--- ROWS ---

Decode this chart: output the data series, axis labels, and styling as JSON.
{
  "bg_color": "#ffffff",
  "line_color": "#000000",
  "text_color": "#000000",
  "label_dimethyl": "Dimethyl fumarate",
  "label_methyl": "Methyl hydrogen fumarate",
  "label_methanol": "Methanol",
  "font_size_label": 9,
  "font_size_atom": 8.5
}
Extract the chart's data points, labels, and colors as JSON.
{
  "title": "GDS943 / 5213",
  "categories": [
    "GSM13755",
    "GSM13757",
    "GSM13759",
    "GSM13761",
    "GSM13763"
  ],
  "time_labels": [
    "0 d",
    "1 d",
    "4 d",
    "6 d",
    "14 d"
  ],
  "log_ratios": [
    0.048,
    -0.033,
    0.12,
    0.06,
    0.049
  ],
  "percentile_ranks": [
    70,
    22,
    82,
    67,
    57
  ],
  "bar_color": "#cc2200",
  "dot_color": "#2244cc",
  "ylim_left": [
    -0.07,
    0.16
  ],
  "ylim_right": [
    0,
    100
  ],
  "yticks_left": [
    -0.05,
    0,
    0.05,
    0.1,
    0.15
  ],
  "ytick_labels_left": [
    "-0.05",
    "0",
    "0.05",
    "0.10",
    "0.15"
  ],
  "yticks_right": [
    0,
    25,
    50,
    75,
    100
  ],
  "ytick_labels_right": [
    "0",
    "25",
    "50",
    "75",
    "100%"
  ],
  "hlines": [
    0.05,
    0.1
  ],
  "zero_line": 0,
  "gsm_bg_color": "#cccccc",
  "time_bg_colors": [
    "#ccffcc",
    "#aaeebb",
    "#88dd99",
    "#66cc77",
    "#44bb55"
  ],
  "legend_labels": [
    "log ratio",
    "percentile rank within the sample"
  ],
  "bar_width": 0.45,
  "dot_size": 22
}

---

■ TASK GOAL
Identify all lines where the word "data" shows up. Copy them.

■ SOLUTION TO THE PROBLEM
Decode this chart: output the data series, axis labels, and styling as JSON.
Extract the chart's data points, labels, and colors as JSON.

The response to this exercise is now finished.